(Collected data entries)
··········

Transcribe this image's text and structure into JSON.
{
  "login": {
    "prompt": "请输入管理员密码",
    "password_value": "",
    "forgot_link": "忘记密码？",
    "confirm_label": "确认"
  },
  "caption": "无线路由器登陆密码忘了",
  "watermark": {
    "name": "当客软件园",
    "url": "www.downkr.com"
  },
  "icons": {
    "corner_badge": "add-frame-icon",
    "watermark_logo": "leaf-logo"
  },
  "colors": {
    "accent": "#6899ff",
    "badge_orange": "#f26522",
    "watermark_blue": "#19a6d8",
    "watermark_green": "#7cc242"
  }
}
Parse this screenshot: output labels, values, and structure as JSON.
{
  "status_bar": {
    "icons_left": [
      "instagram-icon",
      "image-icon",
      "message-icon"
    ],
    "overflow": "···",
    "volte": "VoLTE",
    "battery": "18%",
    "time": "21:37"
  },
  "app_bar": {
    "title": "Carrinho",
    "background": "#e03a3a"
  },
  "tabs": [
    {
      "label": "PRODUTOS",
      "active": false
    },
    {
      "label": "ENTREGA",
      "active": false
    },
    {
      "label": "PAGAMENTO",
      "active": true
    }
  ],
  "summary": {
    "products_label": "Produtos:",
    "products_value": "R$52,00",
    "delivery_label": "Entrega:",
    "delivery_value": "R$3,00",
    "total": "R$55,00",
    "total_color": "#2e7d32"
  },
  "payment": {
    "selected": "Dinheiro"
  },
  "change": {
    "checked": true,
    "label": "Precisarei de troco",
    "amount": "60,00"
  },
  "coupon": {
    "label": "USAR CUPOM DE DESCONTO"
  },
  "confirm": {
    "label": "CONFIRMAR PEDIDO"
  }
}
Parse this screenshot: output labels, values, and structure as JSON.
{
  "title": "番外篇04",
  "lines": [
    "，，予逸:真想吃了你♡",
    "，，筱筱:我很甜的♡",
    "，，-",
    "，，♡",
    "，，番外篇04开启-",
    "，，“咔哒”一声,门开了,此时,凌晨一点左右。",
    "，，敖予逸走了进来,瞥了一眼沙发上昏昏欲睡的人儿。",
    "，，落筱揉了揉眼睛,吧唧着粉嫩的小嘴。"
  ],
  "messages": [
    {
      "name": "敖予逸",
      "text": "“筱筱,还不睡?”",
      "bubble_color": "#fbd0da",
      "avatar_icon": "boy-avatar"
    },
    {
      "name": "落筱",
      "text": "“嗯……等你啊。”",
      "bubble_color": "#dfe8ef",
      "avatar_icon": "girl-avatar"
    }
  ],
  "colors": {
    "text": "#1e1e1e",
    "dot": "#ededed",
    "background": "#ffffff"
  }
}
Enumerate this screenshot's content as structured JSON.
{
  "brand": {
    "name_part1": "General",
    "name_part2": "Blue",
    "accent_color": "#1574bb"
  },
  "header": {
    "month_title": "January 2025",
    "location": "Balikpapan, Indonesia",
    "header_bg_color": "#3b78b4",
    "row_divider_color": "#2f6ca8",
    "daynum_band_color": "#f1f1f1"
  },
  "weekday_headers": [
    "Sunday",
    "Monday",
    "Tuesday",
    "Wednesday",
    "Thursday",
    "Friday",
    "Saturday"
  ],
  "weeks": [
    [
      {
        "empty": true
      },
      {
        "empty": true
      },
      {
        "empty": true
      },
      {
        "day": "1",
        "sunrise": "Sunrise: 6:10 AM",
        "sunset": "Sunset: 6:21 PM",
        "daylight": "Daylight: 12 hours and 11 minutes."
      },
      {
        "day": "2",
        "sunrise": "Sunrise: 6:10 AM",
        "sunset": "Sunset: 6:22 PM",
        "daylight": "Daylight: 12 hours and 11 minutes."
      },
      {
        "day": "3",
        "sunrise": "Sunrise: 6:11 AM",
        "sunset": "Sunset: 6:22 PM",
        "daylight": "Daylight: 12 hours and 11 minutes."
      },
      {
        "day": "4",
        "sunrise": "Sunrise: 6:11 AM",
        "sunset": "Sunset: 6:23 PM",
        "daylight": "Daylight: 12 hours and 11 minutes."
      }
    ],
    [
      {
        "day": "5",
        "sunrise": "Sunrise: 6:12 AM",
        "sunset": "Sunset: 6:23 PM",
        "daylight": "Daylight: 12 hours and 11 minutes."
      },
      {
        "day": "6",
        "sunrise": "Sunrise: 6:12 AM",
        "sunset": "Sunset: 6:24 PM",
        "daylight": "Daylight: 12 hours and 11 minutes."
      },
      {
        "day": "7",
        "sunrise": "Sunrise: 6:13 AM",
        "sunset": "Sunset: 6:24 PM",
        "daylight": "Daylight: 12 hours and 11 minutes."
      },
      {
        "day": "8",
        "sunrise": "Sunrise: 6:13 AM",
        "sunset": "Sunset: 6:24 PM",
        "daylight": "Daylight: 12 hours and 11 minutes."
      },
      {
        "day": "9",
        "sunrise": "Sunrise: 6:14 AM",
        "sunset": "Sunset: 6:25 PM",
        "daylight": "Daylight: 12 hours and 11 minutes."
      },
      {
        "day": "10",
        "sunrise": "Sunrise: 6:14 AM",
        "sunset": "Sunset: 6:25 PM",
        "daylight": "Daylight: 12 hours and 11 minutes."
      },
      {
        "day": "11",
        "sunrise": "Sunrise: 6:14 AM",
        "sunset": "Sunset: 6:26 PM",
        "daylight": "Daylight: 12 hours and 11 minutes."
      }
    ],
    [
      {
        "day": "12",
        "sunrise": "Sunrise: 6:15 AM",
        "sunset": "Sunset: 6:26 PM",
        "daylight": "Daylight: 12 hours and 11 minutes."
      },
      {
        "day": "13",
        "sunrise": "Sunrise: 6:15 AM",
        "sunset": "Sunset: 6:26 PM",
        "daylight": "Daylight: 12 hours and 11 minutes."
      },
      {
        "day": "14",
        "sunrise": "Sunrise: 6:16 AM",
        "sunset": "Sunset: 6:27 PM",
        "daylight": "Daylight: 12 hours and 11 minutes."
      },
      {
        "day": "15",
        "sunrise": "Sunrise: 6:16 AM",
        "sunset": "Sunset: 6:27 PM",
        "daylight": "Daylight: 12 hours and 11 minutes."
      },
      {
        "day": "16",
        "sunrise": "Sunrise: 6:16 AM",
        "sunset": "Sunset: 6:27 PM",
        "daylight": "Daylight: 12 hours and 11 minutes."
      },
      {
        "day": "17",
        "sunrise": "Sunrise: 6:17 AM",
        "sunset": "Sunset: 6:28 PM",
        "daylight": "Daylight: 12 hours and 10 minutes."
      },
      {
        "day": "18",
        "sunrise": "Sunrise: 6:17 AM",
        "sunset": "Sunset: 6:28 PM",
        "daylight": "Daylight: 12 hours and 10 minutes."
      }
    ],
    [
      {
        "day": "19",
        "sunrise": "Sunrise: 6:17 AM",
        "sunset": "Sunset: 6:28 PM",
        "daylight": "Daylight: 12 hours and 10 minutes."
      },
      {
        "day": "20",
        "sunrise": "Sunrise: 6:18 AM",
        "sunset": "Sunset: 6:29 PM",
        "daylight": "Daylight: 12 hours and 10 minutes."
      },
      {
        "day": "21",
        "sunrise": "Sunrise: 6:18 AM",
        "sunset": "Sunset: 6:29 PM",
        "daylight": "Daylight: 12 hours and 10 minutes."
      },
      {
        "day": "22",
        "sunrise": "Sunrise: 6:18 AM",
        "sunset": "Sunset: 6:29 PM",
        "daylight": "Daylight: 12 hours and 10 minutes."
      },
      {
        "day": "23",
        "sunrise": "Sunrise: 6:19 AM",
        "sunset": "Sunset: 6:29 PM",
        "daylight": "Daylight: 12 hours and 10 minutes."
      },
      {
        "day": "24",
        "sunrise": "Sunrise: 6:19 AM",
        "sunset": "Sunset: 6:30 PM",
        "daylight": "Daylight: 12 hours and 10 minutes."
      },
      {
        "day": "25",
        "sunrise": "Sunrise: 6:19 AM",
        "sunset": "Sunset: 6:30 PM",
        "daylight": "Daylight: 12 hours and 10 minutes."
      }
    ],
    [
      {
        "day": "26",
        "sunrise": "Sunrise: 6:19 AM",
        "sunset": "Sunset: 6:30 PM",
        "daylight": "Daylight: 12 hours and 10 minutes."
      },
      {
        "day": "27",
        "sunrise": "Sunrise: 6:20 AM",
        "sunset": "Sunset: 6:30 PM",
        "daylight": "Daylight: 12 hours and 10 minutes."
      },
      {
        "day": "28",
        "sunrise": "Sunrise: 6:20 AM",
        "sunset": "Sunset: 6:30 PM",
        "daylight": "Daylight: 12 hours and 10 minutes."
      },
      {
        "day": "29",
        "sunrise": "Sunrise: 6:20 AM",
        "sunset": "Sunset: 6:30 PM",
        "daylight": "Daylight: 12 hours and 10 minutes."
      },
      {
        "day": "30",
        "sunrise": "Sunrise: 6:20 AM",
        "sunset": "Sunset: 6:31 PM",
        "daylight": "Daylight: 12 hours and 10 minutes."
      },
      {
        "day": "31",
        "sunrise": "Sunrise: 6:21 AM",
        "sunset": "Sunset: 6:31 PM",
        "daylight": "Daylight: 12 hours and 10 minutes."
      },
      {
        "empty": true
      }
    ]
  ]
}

··········

Go through the material above and count the lines that include "text". Give the number alone.

-- Solution below --
4